* Extracted data entries:
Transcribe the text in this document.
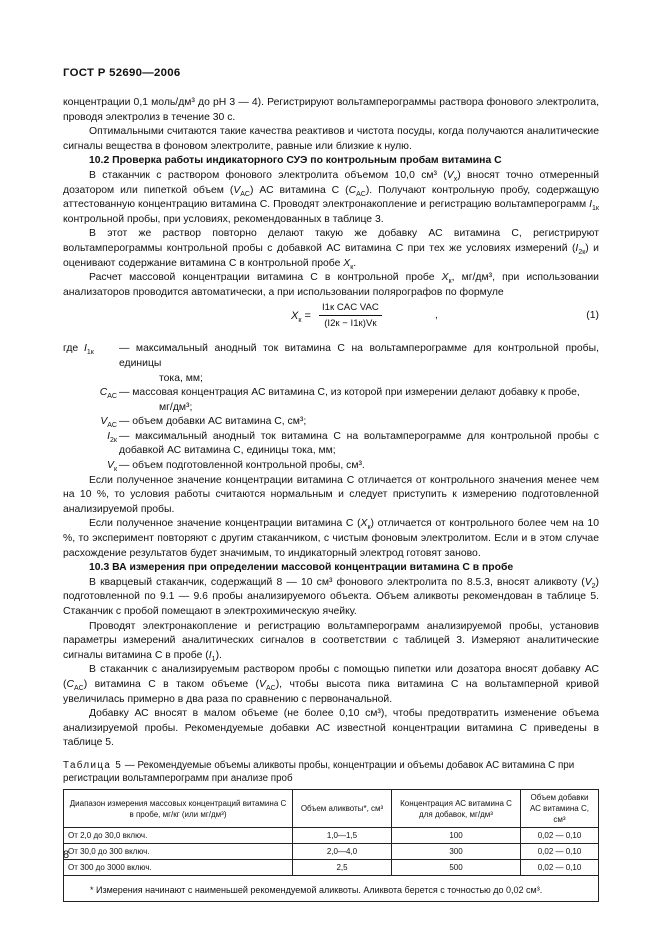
ГОСТ Р 52690—2006

концентрации 0,1 моль/дм³ до pH 3 — 4). Регистрируют вольтамперограммы раствора фонового электролита, проводя электролиз в течение 30 с.

Оптимальными считаются такие качества реактивов и чистота посуды, когда получаются аналитические сигналы вещества в фоновом электролите, равные или близкие к нулю.

10.2 Проверка работы индикаторного СУЭ по контрольным пробам витамина С

В стаканчик с раствором фонового электролита объемом 10,0 см³ $(V_x)$ вносят точно отмеренный дозатором или пипеткой объем $(V_{AC})$ АС витамина С $(C_{AC})$. Получают контрольную пробу, содержащую аттестованную концентрацию витамина С. Проводят электронакопление и регистрацию вольтамперограмм $I_{1к}$ контрольной пробы, при условиях, рекомендованных в таблице 3.

В этот же раствор повторно делают такую же добавку АС витамина С, регистрируют вольтамперограммы контрольной пробы с добавкой АС витамина С при тех же условиях измерений $(I_{2к})$ и оценивают содержание витамина С в контрольной пробе $X_к$.

Расчет массовой концентрации витамина С в контрольной пробе $X_к$, мг/дм³, при использовании анализаторов проводится автоматически, а при использовании полярографов по формуле

$X_к$ =
I1к CAC VAC
(I2к − I1к)Vк
,	(1)
где $I_{1к}$	— максимальный анодный ток витамина С на вольтамперограмме для контрольной пробы, единицы
тока, мм;
$C_{AC}$ — массовая концентрация АС витамина С, из которой при измерении делают добавку к пробе,
мг/дм³;
$V_{AC}$ — объем добавки АС витамина С, см³;
$I_{2к}$ — максимальный анодный ток витамина С на вольтамперограмме для контрольной пробы с добавкой АС витамина С, единицы тока, мм;
$V_к$ — объем подготовленной контрольной пробы, см³.

Если полученное значение концентрации витамина С отличается от контрольного значения менее чем на 10 %, то условия работы считаются нормальным и следует приступить к измерению подготовленной анализируемой пробы.

Если полученное значение концентрации витамина С $(X_к)$ отличается от контрольного более чем на 10 %, то эксперимент повторяют с другим стаканчиком, с чистым фоновым электролитом. Если и в этом случае расхождение результатов будет значимым, то индикаторный электрод готовят заново.

10.3 ВА измерения при определении массовой концентрации витамина С в пробе

В кварцевый стаканчик, содержащий 8 — 10 см³ фонового электролита по 8.5.3, вносят аликвоту $(V_2)$ подготовленной по 9.1 — 9.6 пробы анализируемого объекта. Объем аликвоты рекомендован в таблице 5. Стаканчик с пробой помещают в электрохимическую ячейку.

Проводят электронакопление и регистрацию вольтамперограмм анализируемой пробы, установив параметры измерений аналитических сигналов в соответствии с таблицей 3. Измеряют аналитические сигналы витамина С в пробе $(I_1)$.

В стаканчик с анализируемым раствором пробы с помощью пипетки или дозатора вносят добавку АС $(C_{AC})$ витамина С в таком объеме $(V_{AC})$, чтобы высота пика витамина С на вольтамперной кривой увеличилась примерно в два раза по сравнению с первоначальной.

Добавку АС вносят в малом объеме (не более 0,10 см³), чтобы предотвратить изменение объема анализируемой пробы. Рекомендуемые добавки АС известной концентрации витамина С приведены в таблице 5.

Таблица 5 — Рекомендуемые объемы аликвоты пробы, концентрации и объемы добавок АС витамина С при регистрации вольтамперограмм при анализе проб
Диапазон измерения массовых концентраций витамина С в пробе, мг/кг (или мг/дм³)	Объем аликвоты*, см³	Концентрация АС витамина С для добавок, мг/дм³	Объем добавки АС витамина С, см³
От 2,0 до 30,0 включ.	1,0—1,5	100	0,02 — 0,10
От 30,0 до 300 включ.	2,0—4,0	300	0,02 — 0,10
От 300 до 3000 включ.	2,5	500	0,02 — 0,10
* Измерения начинают с наименьшей рекомендуемой аликвоты. Аликвота берется с точностью до 0,02 см³.			
8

* WORK TO DO:
Omit the pictures, then output the rest of the listing exactly.

* SOLUTION TO THE PROBLEM:
Transcribe the text in this document.
ГОСТ Р 52690—2006

концентрации 0,1 моль/дм³ до pH 3 — 4). Регистрируют вольтамперограммы раствора фонового электролита, проводя электролиз в течение 30 с.

Оптимальными считаются такие качества реактивов и чистота посуды, когда получаются аналитические сигналы вещества в фоновом электролите, равные или близкие к нулю.

10.2 Проверка работы индикаторного СУЭ по контрольным пробам витамина С

В стаканчик с раствором фонового электролита объемом 10,0 см³ $(V_x)$ вносят точно отмеренный дозатором или пипеткой объем $(V_{AC})$ АС витамина С $(C_{AC})$. Получают контрольную пробу, содержащую аттестованную концентрацию витамина С. Проводят электронакопление и регистрацию вольтамперограмм $I_{1к}$ контрольной пробы, при условиях, рекомендованных в таблице 3.

В этот же раствор повторно делают такую же добавку АС витамина С, регистрируют вольтамперограммы контрольной пробы с добавкой АС витамина С при тех же условиях измерений $(I_{2к})$ и оценивают содержание витамина С в контрольной пробе $X_к$.

Расчет массовой концентрации витамина С в контрольной пробе $X_к$, мг/дм³, при использовании анализаторов проводится автоматически, а при использовании полярографов по формуле

$X_к$ =
I1к CAC VAC
(I2к − I1к)Vк
,	(1)
где $I_{1к}$	— максимальный анодный ток витамина С на вольтамперограмме для контрольной пробы, единицы
тока, мм;
$C_{AC}$ — массовая концентрация АС витамина С, из которой при измерении делают добавку к пробе,
мг/дм³;
$V_{AC}$ — объем добавки АС витамина С, см³;
$I_{2к}$ — максимальный анодный ток витамина С на вольтамперограмме для контрольной пробы с добавкой АС витамина С, единицы тока, мм;
$V_к$ — объем подготовленной контрольной пробы, см³.

Если полученное значение концентрации витамина С отличается от контрольного значения менее чем на 10 %, то условия работы считаются нормальным и следует приступить к измерению подготовленной анализируемой пробы.

Если полученное значение концентрации витамина С $(X_к)$ отличается от контрольного более чем на 10 %, то эксперимент повторяют с другим стаканчиком, с чистым фоновым электролитом. Если и в этом случае расхождение результатов будет значимым, то индикаторный электрод готовят заново.

10.3 ВА измерения при определении массовой концентрации витамина С в пробе

В кварцевый стаканчик, содержащий 8 — 10 см³ фонового электролита по 8.5.3, вносят аликвоту $(V_2)$ подготовленной по 9.1 — 9.6 пробы анализируемого объекта. Объем аликвоты рекомендован в таблице 5. Стаканчик с пробой помещают в электрохимическую ячейку.

Проводят электронакопление и регистрацию вольтамперограмм анализируемой пробы, установив параметры измерений аналитических сигналов в соответствии с таблицей 3. Измеряют аналитические сигналы витамина С в пробе $(I_1)$.

В стаканчик с анализируемым раствором пробы с помощью пипетки или дозатора вносят добавку АС $(C_{AC})$ витамина С в таком объеме $(V_{AC})$, чтобы высота пика витамина С на вольтамперной кривой увеличилась примерно в два раза по сравнению с первоначальной.

Добавку АС вносят в малом объеме (не более 0,10 см³), чтобы предотвратить изменение объема анализируемой пробы. Рекомендуемые добавки АС известной концентрации витамина С приведены в таблице 5.

Таблица 5 — Рекомендуемые объемы аликвоты пробы, концентрации и объемы добавок АС витамина С при регистрации вольтамперограмм при анализе проб
Диапазон измерения массовых концентраций витамина С в пробе, мг/кг (или мг/дм³)	Объем аликвоты*, см³	Концентрация АС витамина С для добавок, мг/дм³	Объем добавки АС витамина С, см³
От 2,0 до 30,0 включ.	1,0—1,5	100	0,02 — 0,10
От 30,0 до 300 включ.	2,0—4,0	300	0,02 — 0,10
От 300 до 3000 включ.	2,5	500	0,02 — 0,10
* Измерения начинают с наименьшей рекомендуемой аликвоты. Аликвота берется с точностью до 0,02 см³.			
8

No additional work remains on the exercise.